What is expected: Scan the data below. Pull out each line where "commando" occurs.

------ Extracted information

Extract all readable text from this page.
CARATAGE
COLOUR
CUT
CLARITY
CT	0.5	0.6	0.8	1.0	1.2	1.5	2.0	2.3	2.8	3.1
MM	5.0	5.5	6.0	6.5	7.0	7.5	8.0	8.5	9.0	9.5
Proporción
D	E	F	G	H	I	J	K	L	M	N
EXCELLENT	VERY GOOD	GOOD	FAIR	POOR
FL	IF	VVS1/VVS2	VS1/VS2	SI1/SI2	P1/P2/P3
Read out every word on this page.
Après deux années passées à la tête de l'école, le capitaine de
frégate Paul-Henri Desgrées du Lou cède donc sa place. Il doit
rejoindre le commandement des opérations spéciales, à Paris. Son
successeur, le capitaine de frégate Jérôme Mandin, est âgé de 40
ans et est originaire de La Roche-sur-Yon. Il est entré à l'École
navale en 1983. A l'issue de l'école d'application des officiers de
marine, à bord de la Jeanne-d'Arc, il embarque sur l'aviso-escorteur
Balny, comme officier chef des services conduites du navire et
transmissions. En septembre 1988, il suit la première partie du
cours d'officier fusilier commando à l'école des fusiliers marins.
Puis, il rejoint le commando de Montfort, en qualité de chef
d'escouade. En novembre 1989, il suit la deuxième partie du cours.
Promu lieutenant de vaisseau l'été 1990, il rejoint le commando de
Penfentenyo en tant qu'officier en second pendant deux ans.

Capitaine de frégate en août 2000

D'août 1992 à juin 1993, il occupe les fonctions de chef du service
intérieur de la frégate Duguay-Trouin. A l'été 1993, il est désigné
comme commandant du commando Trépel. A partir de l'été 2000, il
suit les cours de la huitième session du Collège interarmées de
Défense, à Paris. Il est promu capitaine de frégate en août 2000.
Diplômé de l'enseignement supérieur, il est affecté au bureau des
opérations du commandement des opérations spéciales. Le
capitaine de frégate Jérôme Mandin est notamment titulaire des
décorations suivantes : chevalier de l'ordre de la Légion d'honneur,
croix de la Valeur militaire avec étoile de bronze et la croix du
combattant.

------------

Written solution:
cours d'officier fusilier commando à l'école des fusiliers marins.
Puis, il rejoint le commando de Montfort, en qualité de chef
Promu lieutenant de vaisseau l'été 1990, il rejoint le commando de
comme commandant du commando Trépel. A partir de l'été 2000, il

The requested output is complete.